## Data for the task
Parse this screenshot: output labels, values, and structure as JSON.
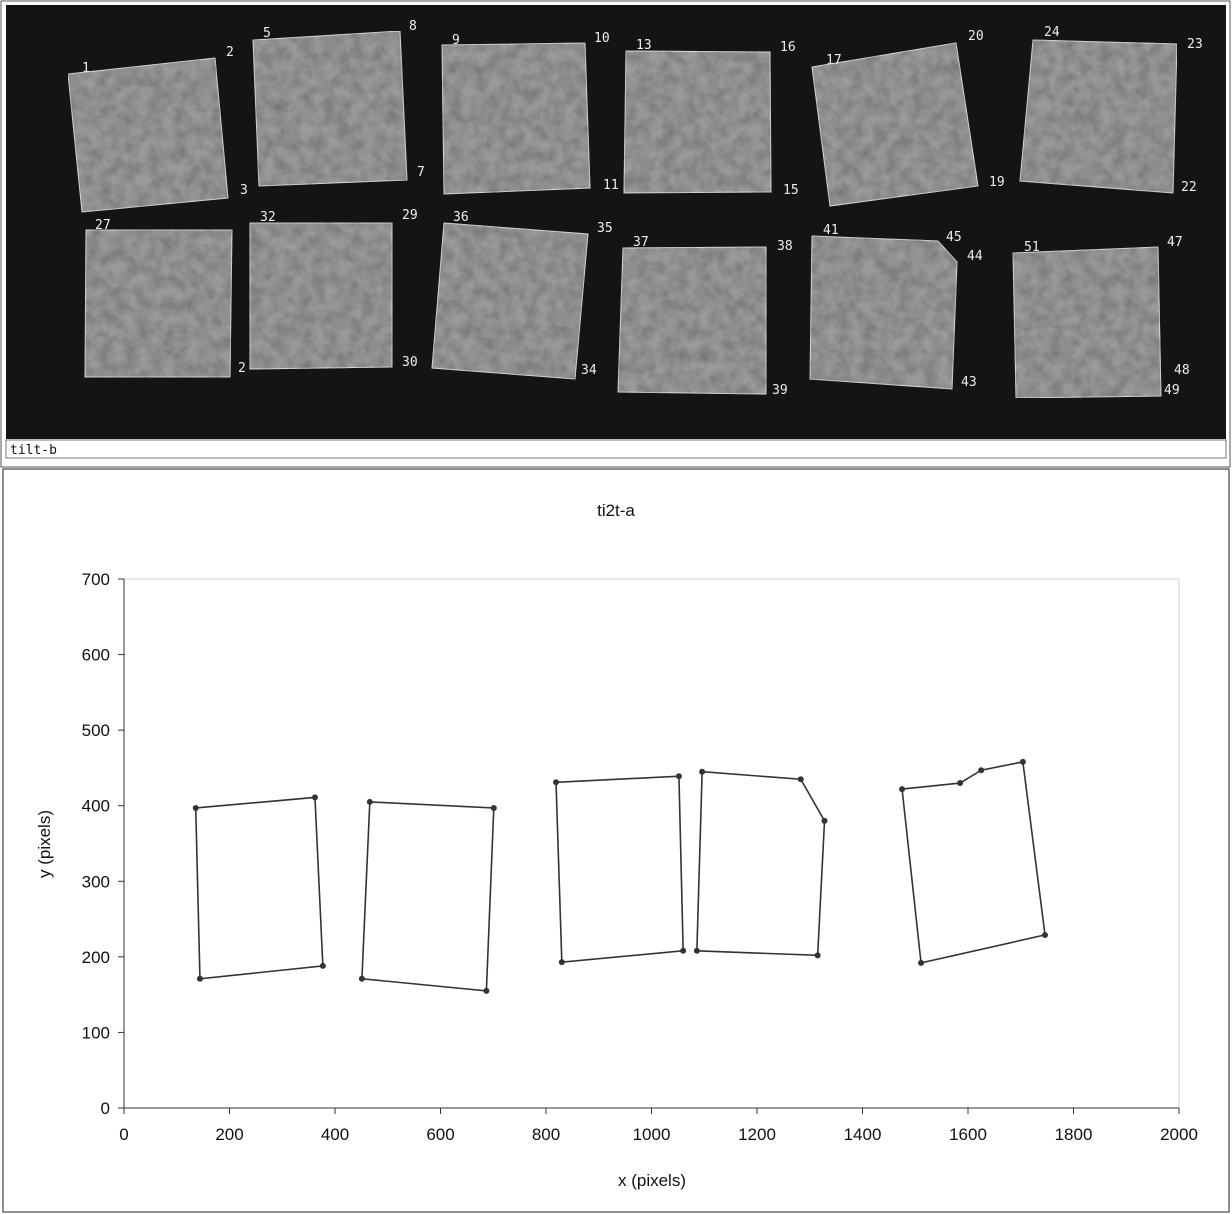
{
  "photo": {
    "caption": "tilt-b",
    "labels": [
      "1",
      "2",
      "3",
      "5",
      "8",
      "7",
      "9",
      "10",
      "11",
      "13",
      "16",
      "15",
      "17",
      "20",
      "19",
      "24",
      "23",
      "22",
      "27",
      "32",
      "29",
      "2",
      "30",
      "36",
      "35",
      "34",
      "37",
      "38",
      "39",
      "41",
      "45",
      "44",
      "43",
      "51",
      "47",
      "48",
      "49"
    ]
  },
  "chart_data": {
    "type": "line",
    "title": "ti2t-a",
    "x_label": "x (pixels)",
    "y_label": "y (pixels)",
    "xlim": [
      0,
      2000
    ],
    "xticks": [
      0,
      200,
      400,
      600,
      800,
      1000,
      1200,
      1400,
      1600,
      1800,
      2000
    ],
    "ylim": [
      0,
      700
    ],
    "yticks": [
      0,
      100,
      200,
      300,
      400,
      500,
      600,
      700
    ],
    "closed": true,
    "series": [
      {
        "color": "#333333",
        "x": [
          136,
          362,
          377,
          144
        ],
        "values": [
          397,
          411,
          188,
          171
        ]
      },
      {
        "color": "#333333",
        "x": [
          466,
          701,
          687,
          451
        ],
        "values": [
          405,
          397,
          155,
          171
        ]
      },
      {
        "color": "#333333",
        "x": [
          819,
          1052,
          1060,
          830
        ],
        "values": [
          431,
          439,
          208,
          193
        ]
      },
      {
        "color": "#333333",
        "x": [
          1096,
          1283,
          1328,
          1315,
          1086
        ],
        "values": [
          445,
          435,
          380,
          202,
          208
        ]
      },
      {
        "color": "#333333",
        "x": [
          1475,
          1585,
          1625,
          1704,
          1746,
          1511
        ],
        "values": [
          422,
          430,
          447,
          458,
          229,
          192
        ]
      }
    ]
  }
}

...

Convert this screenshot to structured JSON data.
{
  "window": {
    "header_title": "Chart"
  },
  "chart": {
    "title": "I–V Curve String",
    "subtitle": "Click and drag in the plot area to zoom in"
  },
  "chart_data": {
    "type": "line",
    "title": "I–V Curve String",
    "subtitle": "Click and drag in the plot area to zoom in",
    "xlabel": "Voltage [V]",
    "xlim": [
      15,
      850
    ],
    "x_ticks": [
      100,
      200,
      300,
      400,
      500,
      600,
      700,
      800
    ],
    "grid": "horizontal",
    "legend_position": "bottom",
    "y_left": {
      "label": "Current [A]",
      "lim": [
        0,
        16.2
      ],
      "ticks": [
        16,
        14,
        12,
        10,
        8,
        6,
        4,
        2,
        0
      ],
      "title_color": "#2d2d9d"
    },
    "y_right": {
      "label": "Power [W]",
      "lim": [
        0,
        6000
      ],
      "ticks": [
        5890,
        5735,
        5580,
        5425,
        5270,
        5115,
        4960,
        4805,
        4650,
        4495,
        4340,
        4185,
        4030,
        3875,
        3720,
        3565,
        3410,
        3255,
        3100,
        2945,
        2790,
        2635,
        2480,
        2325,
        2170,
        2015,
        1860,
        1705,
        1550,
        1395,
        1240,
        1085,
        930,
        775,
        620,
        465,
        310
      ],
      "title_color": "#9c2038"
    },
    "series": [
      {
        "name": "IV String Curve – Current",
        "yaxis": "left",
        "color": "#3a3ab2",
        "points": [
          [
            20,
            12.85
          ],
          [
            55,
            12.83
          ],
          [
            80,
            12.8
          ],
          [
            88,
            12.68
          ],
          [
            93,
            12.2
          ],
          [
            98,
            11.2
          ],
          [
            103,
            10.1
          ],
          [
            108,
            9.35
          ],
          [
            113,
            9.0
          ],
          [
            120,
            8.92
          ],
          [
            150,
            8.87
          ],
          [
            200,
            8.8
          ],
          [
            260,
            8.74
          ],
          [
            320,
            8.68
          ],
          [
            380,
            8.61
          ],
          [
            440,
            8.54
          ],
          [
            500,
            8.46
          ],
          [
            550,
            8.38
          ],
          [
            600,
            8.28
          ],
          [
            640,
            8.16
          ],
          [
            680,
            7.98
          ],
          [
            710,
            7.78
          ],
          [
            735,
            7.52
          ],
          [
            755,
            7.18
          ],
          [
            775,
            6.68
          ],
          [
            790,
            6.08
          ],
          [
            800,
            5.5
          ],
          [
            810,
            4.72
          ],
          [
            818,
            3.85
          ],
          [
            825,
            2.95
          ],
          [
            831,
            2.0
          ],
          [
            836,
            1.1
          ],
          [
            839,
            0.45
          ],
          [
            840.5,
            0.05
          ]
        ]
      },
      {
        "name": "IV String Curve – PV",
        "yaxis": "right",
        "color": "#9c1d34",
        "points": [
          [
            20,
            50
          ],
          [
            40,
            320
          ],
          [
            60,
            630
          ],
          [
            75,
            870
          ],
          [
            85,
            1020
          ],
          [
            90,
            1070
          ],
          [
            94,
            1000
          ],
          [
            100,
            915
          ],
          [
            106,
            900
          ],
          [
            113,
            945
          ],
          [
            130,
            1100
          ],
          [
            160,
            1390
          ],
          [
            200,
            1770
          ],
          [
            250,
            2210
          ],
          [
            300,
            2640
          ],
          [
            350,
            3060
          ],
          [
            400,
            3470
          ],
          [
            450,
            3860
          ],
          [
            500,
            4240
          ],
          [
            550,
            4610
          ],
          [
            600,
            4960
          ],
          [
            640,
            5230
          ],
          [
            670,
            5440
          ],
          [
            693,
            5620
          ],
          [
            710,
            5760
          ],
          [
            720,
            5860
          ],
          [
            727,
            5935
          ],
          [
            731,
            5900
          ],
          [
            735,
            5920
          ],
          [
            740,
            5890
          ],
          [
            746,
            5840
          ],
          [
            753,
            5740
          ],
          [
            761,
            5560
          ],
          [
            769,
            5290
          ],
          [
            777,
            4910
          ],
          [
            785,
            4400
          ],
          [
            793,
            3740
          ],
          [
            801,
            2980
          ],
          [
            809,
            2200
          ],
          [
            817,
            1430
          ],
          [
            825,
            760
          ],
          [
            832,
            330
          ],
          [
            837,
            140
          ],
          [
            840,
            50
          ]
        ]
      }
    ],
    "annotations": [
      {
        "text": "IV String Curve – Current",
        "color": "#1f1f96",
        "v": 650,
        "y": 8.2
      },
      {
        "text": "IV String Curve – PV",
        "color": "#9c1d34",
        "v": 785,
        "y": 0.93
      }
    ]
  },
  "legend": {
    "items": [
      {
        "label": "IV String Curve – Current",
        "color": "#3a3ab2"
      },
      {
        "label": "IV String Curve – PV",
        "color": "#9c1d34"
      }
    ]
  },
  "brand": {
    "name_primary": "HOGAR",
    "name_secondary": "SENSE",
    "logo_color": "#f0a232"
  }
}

## Exercise brief
Report how many lines of the listing hold the string "subtitle", giving only the number.

## Problem solution
2